● Task directions: Reproduce the entries word for word, and omit any picture you find in them.

● Excerpted records:
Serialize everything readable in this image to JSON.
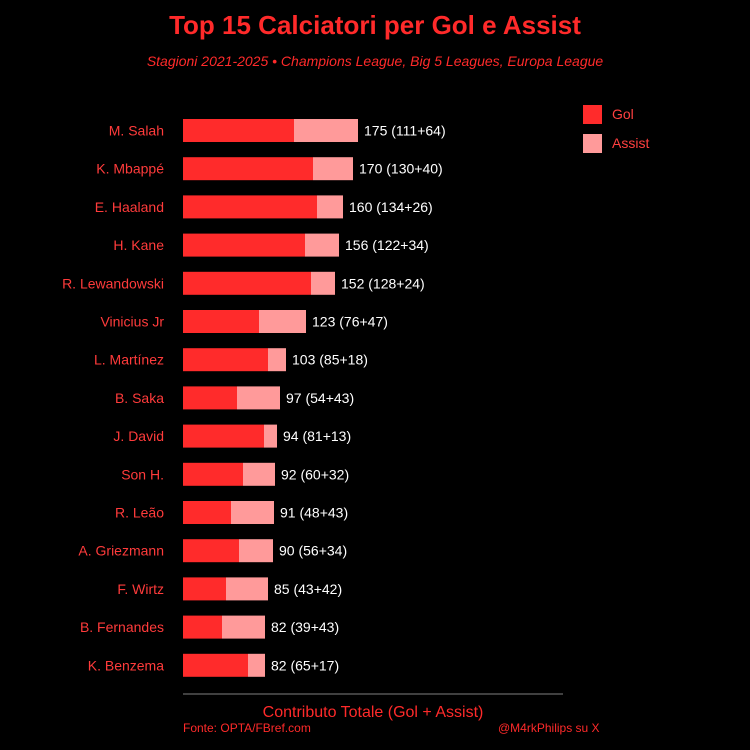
{
  "colors": {
    "gol": "#ff2b2b",
    "assist": "#ff9a9a",
    "label": "#ff3b3b",
    "value": "#ffffff",
    "axis": "#555555"
  },
  "chart_data": {
    "type": "bar",
    "orientation": "horizontal",
    "stacked": true,
    "title": "Top 15 Calciatori per Gol e Assist",
    "subtitle": "Stagioni 2021-2025 • Champions League, Big 5 Leagues, Europa League",
    "xlabel": "Contributo Totale (Gol + Assist)",
    "ylabel": "",
    "xlim": [
      0,
      380
    ],
    "legend_position": "top-right",
    "categories": [
      "M. Salah",
      "K. Mbappé",
      "E. Haaland",
      "H. Kane",
      "R. Lewandowski",
      "Vinicius Jr",
      "L. Martínez",
      "B. Saka",
      "J. David",
      "Son H.",
      "R. Leão",
      "A. Griezmann",
      "F. Wirtz",
      "B. Fernandes",
      "K. Benzema"
    ],
    "series": [
      {
        "name": "Gol",
        "values": [
          111,
          130,
          134,
          122,
          128,
          76,
          85,
          54,
          81,
          60,
          48,
          56,
          43,
          39,
          65
        ]
      },
      {
        "name": "Assist",
        "values": [
          64,
          40,
          26,
          34,
          24,
          47,
          18,
          43,
          13,
          32,
          43,
          34,
          42,
          43,
          17
        ]
      }
    ],
    "value_labels": [
      "175 (111+64)",
      "170 (130+40)",
      "160 (134+26)",
      "156 (122+34)",
      "152 (128+24)",
      "123 (76+47)",
      "103 (85+18)",
      "97 (54+43)",
      "94 (81+13)",
      "92 (60+32)",
      "91 (48+43)",
      "90 (56+34)",
      "85 (43+42)",
      "82 (39+43)",
      "82 (65+17)"
    ]
  },
  "footer": {
    "source": "Fonte: OPTA/FBref.com",
    "credit": "@M4rkPhilips su X"
  }
}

● Problem solution:
Serialize everything readable in this image to JSON.
{
  "colors": {
    "gol": "#ff2b2b",
    "assist": "#ff9a9a",
    "label": "#ff3b3b",
    "value": "#ffffff",
    "axis": "#555555"
  },
  "chart_data": {
    "type": "bar",
    "orientation": "horizontal",
    "stacked": true,
    "title": "Top 15 Calciatori per Gol e Assist",
    "subtitle": "Stagioni 2021-2025 • Champions League, Big 5 Leagues, Europa League",
    "xlabel": "Contributo Totale (Gol + Assist)",
    "ylabel": "",
    "xlim": [
      0,
      380
    ],
    "legend_position": "top-right",
    "categories": [
      "M. Salah",
      "K. Mbappé",
      "E. Haaland",
      "H. Kane",
      "R. Lewandowski",
      "Vinicius Jr",
      "L. Martínez",
      "B. Saka",
      "J. David",
      "Son H.",
      "R. Leão",
      "A. Griezmann",
      "F. Wirtz",
      "B. Fernandes",
      "K. Benzema"
    ],
    "series": [
      {
        "name": "Gol",
        "values": [
          111,
          130,
          134,
          122,
          128,
          76,
          85,
          54,
          81,
          60,
          48,
          56,
          43,
          39,
          65
        ]
      },
      {
        "name": "Assist",
        "values": [
          64,
          40,
          26,
          34,
          24,
          47,
          18,
          43,
          13,
          32,
          43,
          34,
          42,
          43,
          17
        ]
      }
    ],
    "value_labels": [
      "175 (111+64)",
      "170 (130+40)",
      "160 (134+26)",
      "156 (122+34)",
      "152 (128+24)",
      "123 (76+47)",
      "103 (85+18)",
      "97 (54+43)",
      "94 (81+13)",
      "92 (60+32)",
      "91 (48+43)",
      "90 (56+34)",
      "85 (43+42)",
      "82 (39+43)",
      "82 (65+17)"
    ]
  },
  "footer": {
    "source": "Fonte: OPTA/FBref.com",
    "credit": "@M4rkPhilips su X"
  }
}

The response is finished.